-- What to work on --
Could every line of the data be printed exactly as it reads?

-- Provided data --
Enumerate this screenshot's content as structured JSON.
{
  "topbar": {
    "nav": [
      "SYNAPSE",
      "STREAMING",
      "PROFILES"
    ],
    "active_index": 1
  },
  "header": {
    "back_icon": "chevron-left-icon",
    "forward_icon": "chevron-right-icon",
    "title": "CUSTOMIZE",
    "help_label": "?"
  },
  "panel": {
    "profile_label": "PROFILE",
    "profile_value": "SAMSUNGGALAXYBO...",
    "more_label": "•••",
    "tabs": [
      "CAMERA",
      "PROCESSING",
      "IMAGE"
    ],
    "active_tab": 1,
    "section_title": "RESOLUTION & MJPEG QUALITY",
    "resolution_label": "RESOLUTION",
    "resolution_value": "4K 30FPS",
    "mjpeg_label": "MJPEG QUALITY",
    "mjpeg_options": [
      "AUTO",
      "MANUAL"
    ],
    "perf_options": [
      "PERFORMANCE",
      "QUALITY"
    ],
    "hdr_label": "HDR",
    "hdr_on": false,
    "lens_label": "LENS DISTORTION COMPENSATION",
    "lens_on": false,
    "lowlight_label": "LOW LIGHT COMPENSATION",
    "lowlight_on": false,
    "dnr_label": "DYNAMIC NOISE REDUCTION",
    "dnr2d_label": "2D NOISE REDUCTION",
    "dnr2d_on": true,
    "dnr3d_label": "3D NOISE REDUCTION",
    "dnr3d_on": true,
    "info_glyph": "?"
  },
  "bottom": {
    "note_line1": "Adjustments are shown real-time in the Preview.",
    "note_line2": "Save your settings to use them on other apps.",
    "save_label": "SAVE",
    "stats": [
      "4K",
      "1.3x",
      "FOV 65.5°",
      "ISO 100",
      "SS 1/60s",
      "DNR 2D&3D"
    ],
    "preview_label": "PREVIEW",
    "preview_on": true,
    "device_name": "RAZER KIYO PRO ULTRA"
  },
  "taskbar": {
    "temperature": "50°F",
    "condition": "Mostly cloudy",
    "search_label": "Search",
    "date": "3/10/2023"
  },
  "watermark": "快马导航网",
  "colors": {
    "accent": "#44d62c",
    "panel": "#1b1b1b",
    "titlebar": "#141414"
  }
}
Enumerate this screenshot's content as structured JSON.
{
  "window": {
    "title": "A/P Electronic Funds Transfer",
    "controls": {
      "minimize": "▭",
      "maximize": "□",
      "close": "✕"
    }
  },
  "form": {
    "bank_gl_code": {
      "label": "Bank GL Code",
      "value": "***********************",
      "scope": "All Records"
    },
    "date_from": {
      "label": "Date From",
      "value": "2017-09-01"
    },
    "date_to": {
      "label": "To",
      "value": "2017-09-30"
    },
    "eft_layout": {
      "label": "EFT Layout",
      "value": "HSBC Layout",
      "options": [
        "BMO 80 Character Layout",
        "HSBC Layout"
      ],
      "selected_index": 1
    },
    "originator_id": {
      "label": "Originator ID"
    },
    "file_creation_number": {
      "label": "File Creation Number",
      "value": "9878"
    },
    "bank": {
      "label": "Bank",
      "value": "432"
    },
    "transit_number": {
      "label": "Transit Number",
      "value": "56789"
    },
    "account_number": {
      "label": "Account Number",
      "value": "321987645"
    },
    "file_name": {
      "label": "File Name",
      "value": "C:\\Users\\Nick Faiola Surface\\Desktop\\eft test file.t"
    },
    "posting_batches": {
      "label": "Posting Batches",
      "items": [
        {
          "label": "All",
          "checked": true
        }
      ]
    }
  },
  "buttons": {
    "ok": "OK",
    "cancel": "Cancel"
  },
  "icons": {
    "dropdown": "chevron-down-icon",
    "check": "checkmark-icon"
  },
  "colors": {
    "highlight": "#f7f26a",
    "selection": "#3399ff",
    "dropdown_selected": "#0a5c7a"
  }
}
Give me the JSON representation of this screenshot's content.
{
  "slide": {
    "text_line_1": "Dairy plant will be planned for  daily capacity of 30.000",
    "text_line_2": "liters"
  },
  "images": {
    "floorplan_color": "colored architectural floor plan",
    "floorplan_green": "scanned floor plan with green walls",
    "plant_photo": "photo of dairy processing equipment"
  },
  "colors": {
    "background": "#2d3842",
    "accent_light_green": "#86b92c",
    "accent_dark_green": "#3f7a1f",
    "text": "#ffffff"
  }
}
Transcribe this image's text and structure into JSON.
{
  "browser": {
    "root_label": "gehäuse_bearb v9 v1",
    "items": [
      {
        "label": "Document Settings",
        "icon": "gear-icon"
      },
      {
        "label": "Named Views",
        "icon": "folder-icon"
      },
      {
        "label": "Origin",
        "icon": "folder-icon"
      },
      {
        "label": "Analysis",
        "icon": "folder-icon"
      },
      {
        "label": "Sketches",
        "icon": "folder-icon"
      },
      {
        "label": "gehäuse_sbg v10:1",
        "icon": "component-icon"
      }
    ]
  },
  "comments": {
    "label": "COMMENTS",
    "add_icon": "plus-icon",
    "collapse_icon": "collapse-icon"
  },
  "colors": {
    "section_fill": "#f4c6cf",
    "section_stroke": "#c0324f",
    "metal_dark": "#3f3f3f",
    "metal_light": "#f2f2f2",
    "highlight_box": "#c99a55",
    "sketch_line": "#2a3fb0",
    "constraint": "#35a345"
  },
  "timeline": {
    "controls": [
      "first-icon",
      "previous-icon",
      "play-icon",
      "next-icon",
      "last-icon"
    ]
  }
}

-- Answer for the task --
Enumerate this screenshot's content as structured JSON.
{
  "topbar": {
    "nav": [
      "SYNAPSE",
      "STREAMING",
      "PROFILES"
    ],
    "active_index": 1
  },
  "header": {
    "back_icon": "chevron-left-icon",
    "forward_icon": "chevron-right-icon",
    "title": "CUSTOMIZE",
    "help_label": "?"
  },
  "panel": {
    "profile_label": "PROFILE",
    "profile_value": "SAMSUNGGALAXYBO...",
    "more_label": "•••",
    "tabs": [
      "CAMERA",
      "PROCESSING",
      "IMAGE"
    ],
    "active_tab": 1,
    "section_title": "RESOLUTION & MJPEG QUALITY",
    "resolution_label": "RESOLUTION",
    "resolution_value": "4K 30FPS",
    "mjpeg_label": "MJPEG QUALITY",
    "mjpeg_options": [
      "AUTO",
      "MANUAL"
    ],
    "perf_options": [
      "PERFORMANCE",
      "QUALITY"
    ],
    "hdr_label": "HDR",
    "hdr_on": false,
    "lens_label": "LENS DISTORTION COMPENSATION",
    "lens_on": false,
    "lowlight_label": "LOW LIGHT COMPENSATION",
    "lowlight_on": false,
    "dnr_label": "DYNAMIC NOISE REDUCTION",
    "dnr2d_label": "2D NOISE REDUCTION",
    "dnr2d_on": true,
    "dnr3d_label": "3D NOISE REDUCTION",
    "dnr3d_on": true,
    "info_glyph": "?"
  },
  "bottom": {
    "note_line1": "Adjustments are shown real-time in the Preview.",
    "note_line2": "Save your settings to use them on other apps.",
    "save_label": "SAVE",
    "stats": [
      "4K",
      "1.3x",
      "FOV 65.5°",
      "ISO 100",
      "SS 1/60s",
      "DNR 2D&3D"
    ],
    "preview_label": "PREVIEW",
    "preview_on": true,
    "device_name": "RAZER KIYO PRO ULTRA"
  },
  "taskbar": {
    "temperature": "50°F",
    "condition": "Mostly cloudy",
    "search_label": "Search",
    "date": "3/10/2023"
  },
  "watermark": "快马导航网",
  "colors": {
    "accent": "#44d62c",
    "panel": "#1b1b1b",
    "titlebar": "#141414"
  }
}
Enumerate this screenshot's content as structured JSON.
{
  "window": {
    "title": "A/P Electronic Funds Transfer",
    "controls": {
      "minimize": "▭",
      "maximize": "□",
      "close": "✕"
    }
  },
  "form": {
    "bank_gl_code": {
      "label": "Bank GL Code",
      "value": "***********************",
      "scope": "All Records"
    },
    "date_from": {
      "label": "Date From",
      "value": "2017-09-01"
    },
    "date_to": {
      "label": "To",
      "value": "2017-09-30"
    },
    "eft_layout": {
      "label": "EFT Layout",
      "value": "HSBC Layout",
      "options": [
        "BMO 80 Character Layout",
        "HSBC Layout"
      ],
      "selected_index": 1
    },
    "originator_id": {
      "label": "Originator ID"
    },
    "file_creation_number": {
      "label": "File Creation Number",
      "value": "9878"
    },
    "bank": {
      "label": "Bank",
      "value": "432"
    },
    "transit_number": {
      "label": "Transit Number",
      "value": "56789"
    },
    "account_number": {
      "label": "Account Number",
      "value": "321987645"
    },
    "file_name": {
      "label": "File Name",
      "value": "C:\\Users\\Nick Faiola Surface\\Desktop\\eft test file.t"
    },
    "posting_batches": {
      "label": "Posting Batches",
      "items": [
        {
          "label": "All",
          "checked": true
        }
      ]
    }
  },
  "buttons": {
    "ok": "OK",
    "cancel": "Cancel"
  },
  "icons": {
    "dropdown": "chevron-down-icon",
    "check": "checkmark-icon"
  },
  "colors": {
    "highlight": "#f7f26a",
    "selection": "#3399ff",
    "dropdown_selected": "#0a5c7a"
  }
}
Give me the JSON representation of this screenshot's content.
{
  "slide": {
    "text_line_1": "Dairy plant will be planned for  daily capacity of 30.000",
    "text_line_2": "liters"
  },
  "images": {
    "floorplan_color": "colored architectural floor plan",
    "floorplan_green": "scanned floor plan with green walls",
    "plant_photo": "photo of dairy processing equipment"
  },
  "colors": {
    "background": "#2d3842",
    "accent_light_green": "#86b92c",
    "accent_dark_green": "#3f7a1f",
    "text": "#ffffff"
  }
}
Transcribe this image's text and structure into JSON.
{
  "browser": {
    "root_label": "gehäuse_bearb v9 v1",
    "items": [
      {
        "label": "Document Settings",
        "icon": "gear-icon"
      },
      {
        "label": "Named Views",
        "icon": "folder-icon"
      },
      {
        "label": "Origin",
        "icon": "folder-icon"
      },
      {
        "label": "Analysis",
        "icon": "folder-icon"
      },
      {
        "label": "Sketches",
        "icon": "folder-icon"
      },
      {
        "label": "gehäuse_sbg v10:1",
        "icon": "component-icon"
      }
    ]
  },
  "comments": {
    "label": "COMMENTS",
    "add_icon": "plus-icon",
    "collapse_icon": "collapse-icon"
  },
  "colors": {
    "section_fill": "#f4c6cf",
    "section_stroke": "#c0324f",
    "metal_dark": "#3f3f3f",
    "metal_light": "#f2f2f2",
    "highlight_box": "#c99a55",
    "sketch_line": "#2a3fb0",
    "constraint": "#35a345"
  },
  "timeline": {
    "controls": [
      "first-icon",
      "previous-icon",
      "play-icon",
      "next-icon",
      "last-icon"
    ]
  }
}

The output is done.